## start Material for this exercise

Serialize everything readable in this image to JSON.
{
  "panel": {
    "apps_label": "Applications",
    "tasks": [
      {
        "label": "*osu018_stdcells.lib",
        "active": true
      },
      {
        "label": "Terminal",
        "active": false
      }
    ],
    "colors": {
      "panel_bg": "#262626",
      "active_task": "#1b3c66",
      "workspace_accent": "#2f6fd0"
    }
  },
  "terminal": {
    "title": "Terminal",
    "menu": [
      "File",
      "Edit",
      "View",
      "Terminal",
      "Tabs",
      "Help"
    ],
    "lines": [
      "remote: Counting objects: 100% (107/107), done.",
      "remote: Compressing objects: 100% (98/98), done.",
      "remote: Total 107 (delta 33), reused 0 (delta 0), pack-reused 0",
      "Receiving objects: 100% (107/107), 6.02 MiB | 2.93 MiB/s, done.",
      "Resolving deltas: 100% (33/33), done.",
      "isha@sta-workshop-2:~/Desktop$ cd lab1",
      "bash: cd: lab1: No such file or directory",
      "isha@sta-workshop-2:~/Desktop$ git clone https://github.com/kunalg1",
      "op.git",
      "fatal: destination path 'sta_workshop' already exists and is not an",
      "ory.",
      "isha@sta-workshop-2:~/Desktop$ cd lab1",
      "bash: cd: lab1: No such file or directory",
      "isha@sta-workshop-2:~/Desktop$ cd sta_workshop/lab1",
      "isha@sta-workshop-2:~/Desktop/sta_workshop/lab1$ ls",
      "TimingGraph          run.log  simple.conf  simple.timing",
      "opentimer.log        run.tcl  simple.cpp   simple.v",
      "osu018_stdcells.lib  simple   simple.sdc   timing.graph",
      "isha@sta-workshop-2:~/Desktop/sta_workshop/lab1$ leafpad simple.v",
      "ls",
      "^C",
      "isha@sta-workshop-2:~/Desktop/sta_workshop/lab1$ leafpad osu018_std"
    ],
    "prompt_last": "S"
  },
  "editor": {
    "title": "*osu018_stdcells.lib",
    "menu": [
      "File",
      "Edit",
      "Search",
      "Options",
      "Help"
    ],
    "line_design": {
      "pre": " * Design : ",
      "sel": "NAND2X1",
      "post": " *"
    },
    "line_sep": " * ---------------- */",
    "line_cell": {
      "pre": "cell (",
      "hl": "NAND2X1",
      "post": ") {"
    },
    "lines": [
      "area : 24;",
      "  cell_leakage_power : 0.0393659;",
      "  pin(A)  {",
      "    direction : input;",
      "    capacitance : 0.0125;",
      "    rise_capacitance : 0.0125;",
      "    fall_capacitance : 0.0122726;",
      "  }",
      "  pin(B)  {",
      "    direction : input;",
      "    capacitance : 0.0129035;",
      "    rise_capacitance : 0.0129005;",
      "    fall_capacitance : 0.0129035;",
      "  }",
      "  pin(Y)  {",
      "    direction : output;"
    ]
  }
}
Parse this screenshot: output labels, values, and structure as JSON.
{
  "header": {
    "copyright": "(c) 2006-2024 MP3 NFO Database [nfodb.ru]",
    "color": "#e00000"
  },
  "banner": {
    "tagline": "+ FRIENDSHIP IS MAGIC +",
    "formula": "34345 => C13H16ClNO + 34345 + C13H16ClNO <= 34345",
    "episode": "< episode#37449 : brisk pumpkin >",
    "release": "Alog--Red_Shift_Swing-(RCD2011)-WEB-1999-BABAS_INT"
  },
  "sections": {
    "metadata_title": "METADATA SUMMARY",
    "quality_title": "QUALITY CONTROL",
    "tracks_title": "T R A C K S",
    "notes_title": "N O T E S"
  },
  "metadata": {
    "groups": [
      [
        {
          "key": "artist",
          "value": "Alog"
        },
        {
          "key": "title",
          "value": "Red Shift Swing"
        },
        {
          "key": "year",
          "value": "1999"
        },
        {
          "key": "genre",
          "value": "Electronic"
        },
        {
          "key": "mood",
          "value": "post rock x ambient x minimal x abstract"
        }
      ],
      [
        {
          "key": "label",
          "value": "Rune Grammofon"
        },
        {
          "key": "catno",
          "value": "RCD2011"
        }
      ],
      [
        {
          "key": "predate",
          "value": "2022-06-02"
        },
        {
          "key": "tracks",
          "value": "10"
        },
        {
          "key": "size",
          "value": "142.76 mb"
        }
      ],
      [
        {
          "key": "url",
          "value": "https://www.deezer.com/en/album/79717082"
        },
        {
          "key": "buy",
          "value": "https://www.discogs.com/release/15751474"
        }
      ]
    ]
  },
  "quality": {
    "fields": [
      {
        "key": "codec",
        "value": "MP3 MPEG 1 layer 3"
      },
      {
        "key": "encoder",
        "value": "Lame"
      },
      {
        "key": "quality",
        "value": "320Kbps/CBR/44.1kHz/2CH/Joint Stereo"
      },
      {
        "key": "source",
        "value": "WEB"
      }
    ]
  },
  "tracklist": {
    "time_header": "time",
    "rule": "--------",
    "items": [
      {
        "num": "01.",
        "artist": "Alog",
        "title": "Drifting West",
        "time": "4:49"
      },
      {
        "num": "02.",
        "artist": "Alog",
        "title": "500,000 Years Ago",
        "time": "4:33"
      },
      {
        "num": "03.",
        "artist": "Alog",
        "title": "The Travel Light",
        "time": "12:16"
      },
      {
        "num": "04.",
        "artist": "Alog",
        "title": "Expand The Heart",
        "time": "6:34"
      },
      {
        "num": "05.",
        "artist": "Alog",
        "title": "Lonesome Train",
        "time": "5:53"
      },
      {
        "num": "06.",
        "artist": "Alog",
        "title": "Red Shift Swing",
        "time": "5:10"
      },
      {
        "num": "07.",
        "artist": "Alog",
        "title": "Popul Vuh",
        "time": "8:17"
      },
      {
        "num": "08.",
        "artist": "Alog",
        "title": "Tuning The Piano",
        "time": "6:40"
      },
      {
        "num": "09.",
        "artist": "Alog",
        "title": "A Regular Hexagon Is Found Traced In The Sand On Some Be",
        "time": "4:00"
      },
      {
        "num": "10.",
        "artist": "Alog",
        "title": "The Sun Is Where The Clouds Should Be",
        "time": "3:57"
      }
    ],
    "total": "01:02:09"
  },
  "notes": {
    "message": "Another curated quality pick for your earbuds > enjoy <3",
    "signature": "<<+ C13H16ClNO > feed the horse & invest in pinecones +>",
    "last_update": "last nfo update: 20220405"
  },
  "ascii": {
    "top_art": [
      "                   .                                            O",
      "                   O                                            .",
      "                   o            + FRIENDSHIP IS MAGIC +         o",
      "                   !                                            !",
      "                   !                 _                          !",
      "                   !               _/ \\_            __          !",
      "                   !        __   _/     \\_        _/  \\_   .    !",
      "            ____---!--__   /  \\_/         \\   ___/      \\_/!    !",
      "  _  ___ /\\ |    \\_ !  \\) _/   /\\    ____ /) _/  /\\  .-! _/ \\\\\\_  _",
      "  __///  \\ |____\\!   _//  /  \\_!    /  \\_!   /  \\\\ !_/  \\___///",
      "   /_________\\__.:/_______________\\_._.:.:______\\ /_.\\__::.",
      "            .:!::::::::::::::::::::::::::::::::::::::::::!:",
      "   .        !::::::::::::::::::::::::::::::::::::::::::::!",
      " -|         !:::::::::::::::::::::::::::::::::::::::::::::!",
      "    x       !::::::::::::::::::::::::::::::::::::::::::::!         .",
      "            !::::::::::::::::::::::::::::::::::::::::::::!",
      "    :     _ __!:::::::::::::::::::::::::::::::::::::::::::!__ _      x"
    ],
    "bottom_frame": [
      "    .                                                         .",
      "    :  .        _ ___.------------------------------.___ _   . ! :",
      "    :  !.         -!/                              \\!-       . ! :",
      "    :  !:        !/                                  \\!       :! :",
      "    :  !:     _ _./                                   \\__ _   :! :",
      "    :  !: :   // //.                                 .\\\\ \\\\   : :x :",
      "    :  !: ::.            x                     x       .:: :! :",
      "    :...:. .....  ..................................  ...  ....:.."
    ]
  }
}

## end Material for this exercise

How many lines of these entries contain the string "remote"? Reply with the number alone.

> Problem solution:
3